_What this task involves_
Find the lines that contain the word "standpipe" and copy each one.

Recorded data:
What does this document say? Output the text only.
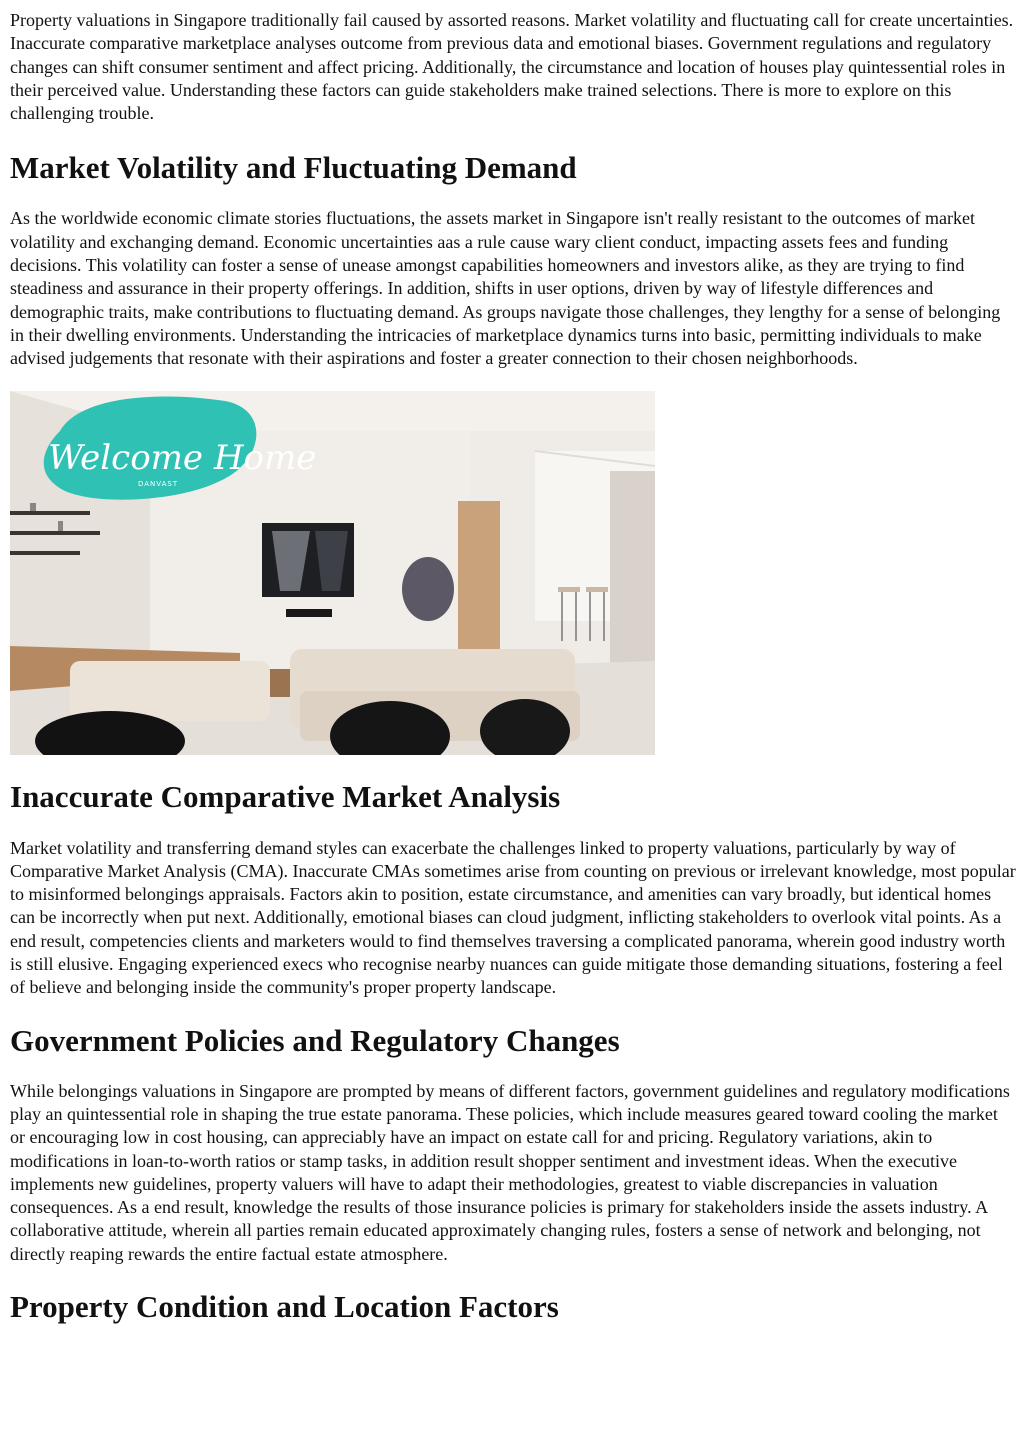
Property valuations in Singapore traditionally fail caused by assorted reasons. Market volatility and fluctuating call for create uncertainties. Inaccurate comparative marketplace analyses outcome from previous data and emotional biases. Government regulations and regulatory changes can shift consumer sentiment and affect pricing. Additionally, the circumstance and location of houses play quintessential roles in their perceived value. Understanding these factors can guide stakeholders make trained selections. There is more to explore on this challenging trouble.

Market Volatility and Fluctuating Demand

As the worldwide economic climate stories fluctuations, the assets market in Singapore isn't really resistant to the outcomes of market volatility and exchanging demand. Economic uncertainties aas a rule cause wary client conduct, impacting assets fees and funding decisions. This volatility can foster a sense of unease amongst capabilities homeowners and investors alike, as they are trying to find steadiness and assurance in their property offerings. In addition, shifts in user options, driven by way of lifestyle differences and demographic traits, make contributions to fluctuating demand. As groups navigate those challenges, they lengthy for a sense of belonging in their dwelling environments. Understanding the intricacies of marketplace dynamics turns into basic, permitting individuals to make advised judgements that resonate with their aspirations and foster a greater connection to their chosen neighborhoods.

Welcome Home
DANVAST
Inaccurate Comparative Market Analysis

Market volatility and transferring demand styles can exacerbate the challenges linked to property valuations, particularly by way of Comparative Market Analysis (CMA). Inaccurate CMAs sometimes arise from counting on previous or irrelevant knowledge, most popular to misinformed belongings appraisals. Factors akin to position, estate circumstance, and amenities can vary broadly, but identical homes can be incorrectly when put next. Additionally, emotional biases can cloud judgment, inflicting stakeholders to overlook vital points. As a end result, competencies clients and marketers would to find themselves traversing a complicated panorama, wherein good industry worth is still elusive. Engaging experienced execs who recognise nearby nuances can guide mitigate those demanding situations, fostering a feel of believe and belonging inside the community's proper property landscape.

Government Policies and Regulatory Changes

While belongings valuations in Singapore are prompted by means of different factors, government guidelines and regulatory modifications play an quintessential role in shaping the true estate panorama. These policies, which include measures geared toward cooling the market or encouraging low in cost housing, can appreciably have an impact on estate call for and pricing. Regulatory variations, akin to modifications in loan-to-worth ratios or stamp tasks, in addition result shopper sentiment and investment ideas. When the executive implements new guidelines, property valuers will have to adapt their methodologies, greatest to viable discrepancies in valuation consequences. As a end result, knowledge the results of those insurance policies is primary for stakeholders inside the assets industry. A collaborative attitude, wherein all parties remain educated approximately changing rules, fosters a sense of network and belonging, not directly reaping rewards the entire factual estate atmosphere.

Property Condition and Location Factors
* * *
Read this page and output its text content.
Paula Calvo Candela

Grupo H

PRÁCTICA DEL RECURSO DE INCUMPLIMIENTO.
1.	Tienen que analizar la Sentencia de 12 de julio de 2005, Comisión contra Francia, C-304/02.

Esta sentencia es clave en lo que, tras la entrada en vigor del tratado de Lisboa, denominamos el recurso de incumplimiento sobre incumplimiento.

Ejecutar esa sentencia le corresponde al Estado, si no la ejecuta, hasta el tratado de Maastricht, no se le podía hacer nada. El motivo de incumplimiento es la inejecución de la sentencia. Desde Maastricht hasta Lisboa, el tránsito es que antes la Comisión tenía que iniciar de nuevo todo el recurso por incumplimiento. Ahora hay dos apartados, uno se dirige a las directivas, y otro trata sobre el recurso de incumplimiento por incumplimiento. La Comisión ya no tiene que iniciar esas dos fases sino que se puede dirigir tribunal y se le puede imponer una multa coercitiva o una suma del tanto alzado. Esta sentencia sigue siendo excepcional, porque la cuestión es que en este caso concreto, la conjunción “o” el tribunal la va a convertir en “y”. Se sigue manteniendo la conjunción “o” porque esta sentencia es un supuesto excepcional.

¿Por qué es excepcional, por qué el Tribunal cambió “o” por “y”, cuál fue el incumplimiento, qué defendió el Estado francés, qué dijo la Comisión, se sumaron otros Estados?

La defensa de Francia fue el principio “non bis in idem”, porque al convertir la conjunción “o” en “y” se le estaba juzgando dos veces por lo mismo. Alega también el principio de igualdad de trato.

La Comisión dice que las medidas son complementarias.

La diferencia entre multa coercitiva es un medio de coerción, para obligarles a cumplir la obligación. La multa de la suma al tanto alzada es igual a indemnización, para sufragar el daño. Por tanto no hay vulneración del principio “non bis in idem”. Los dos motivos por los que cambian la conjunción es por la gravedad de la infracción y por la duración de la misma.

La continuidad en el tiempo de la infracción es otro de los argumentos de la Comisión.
...
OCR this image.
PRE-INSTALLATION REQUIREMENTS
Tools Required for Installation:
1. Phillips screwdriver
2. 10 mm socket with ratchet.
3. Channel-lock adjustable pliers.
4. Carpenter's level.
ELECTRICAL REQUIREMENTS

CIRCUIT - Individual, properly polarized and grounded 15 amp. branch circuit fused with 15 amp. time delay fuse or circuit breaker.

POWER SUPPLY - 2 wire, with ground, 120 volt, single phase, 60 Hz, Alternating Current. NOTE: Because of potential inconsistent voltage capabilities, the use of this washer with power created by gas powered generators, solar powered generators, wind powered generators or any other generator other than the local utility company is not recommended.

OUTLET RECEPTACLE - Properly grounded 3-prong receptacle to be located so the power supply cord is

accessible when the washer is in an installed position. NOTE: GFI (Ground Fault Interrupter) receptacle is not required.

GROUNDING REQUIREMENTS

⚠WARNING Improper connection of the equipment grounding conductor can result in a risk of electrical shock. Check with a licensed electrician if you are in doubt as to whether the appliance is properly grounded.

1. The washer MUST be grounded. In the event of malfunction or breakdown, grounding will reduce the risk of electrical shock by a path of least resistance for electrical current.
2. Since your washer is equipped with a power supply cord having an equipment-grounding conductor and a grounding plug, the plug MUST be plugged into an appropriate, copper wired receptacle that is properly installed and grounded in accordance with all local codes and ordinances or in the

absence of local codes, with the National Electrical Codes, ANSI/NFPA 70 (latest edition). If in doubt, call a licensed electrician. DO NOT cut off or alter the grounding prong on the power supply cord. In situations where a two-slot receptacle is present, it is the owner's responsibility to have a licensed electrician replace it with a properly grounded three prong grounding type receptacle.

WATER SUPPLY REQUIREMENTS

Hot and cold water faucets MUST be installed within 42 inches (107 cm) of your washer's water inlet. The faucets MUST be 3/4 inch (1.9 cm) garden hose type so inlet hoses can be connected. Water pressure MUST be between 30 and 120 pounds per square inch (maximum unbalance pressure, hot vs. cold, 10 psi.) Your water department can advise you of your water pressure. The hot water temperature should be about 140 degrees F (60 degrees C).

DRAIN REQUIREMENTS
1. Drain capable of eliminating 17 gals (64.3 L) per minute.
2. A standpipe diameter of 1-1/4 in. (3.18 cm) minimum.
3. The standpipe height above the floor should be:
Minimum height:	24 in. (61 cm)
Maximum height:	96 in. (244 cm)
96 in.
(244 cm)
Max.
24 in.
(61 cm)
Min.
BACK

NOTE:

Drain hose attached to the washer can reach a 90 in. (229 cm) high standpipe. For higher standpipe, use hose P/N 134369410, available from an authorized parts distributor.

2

_Written response_
2. A standpipe diameter of 1-1/4 in. (3.18 cm) minimum.
3. The standpipe height above the floor should be:
Drain hose attached to the washer can reach a 90 in. (229 cm) high standpipe. For higher standpipe, use hose P/N 134369410, available from an authorized parts distributor.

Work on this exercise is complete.